▶ **Página**:
"""

C. G. Abril 1976
Tu mayor tesoro eres tú mismo
por el élder John H. Vandenberg
Ayudante del Consejo de los Doce
No hace mucho tiempo, encontré entre unos objetos de recuerdo que conservo, una moneda que me recordó una agradable experiencia que quisiera contaros en esta ocasión:
Hace varios años, al subir a un avión en la ciudad de Denver para regresar a Salt Lake City, en ocasión de habérseme invitado a ser miembro del Comité de Construcción de la Iglesia, me encontré con otro hermano que formaba parte de nuestro personal y que hacía el mismo viaje, a quien le acompañaba un caballero que había conocido por casualidad. Nos sentamos juntos en el avión y entablamos una conversación; por mi parte, yo le pregunté a nuestro nuevo amigo cuál era su ocupación actual, a lo que él respondió diciéndonos que era ingeniero constructor y que como tal estaba encargado de la edificación de una capilla en una de las ciudades más grandes del Estado de Texas. En seguida nos contó de algunas de las defraudadoras experiencias que habían tenido para recaudar fondos de entre los miembros de su iglesia. Habían tratado casi todos los recursos, tales como solicitaciones directas, cenas, ventas especiales, algunos juegos de azar, ninguno de los cuales había logrado mayores resultados. Prosiguió diciéndonos que para resolver el problema convocaron a una reunión especial en la que surgió una idea brillante al sugerir alguien acudir a las escrituras e intentar seguir las indicaciones del Señor. A continuación, paso a citaros la escritura que les sirvió de fundamento y que se encuentra en Malaquías 3:10:
«Traed todos los diezmos al alfolí y haya alimento en mi casa; y probadme ahora en esto, dice Jehová de los ejércitos, si no os abriré las ventanas de los cielos, y derramaré sobre vosotros bendición hasta que sobreabunde.»

"""

▶ **Objetivos**:
1. En la página, ¿a qué se dedicaba el caballero que se sentó con ellos en el avión?
2. Sigue escribiendo el relato del viaje en avión a partir de la cita de Malaquías con la que termina.

▶ **Datos proporcionados**:

"""

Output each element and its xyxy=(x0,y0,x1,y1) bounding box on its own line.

"""

▶ **Conjunto de respuestas**:
1. Era ingeniero constructor y estaba encargado de edificar una capilla en una de las ciudades más grandes de Texas.

2.
Entonces el comité, basándose en esta escritura —refirió nuestro compañero de viaje—, buscando la manera de hacer llegar eficazmente este mensaje a la gente, concibió la magnífica idea de confeccionar monedas de cobre con un baño dorado brillante como el oro y del tamaño de una moneda de cincuenta centavos de dólar, grabadas en un lado las palabras: «La décima parte es del Señor», y en el otro: «Traed todos los diezmos al alfolí y derramaré sobre vosotros bendición hasta que sobreabunde». Añadió que las monedas se distribuyeron entre los miembros con el fin de que la llevaran siempre consigo como un recordatorio de su deber. Dicho esto, sonriendo, nos dio una de aquellas monedas a cada uno diciéndonos que el proyecto había resultado todo un éxito pues la gente había respondido eficazmente. Al decir él eso, yo pensaba, «un principio verdadero que se descubre y que se aplica en la debida forma, naturalmente surte un resultado correcto».
Después de una pausa, nos preguntó a su vez en qué trabajábamos nosotros, a lo que le respondimos que por coincidencia, también nos ocupábamos en la construcción de capillas y que lo hacíamos para la Iglesia de Jesucristo de los Santos de los Últimos Días. Al preguntarnos él cuántas capillas estábamos edificando y responderle nosotros que unos cuantos cientos, la sorpresa se pintó en su rostro y exclamó: «¡Tantos edificios! ¿Cómo van a costear los gastos? ¿De dónde sacan el dinero?» Nuestra sencilla respuesta fue: «De los miembros de la Iglesia, y por otra coincidencia, el gran secreto que ustedes descubrieron en el principio del diezmo, ha sido ley en la Iglesia del Señor desde los primeros días de su restauración».
Esto dio paso a una extensa conversación sobre la gran devoción de los Santos de los Últimos Días, no sólo para pagar el diezmo, las ofrendas de ayuno, los fondos adicionales de construcción para capillas y templos, el plan de bienestar, presupuesto, fondo misional, etc., sino también para dedicar gran parte de su tiempo libre al servicio de la Iglesia, en la administración y actuación en los programas de la misma. Le hablamos del amplio programa misional así como de la devoción de nuestros jóvenes para servir como misioneros. Pareció interesarse profundamente, y acomodándose en el asiento dijo pensativo: «¡Asombroso! Deben ustedes de tener algo que nosotros no tenemos».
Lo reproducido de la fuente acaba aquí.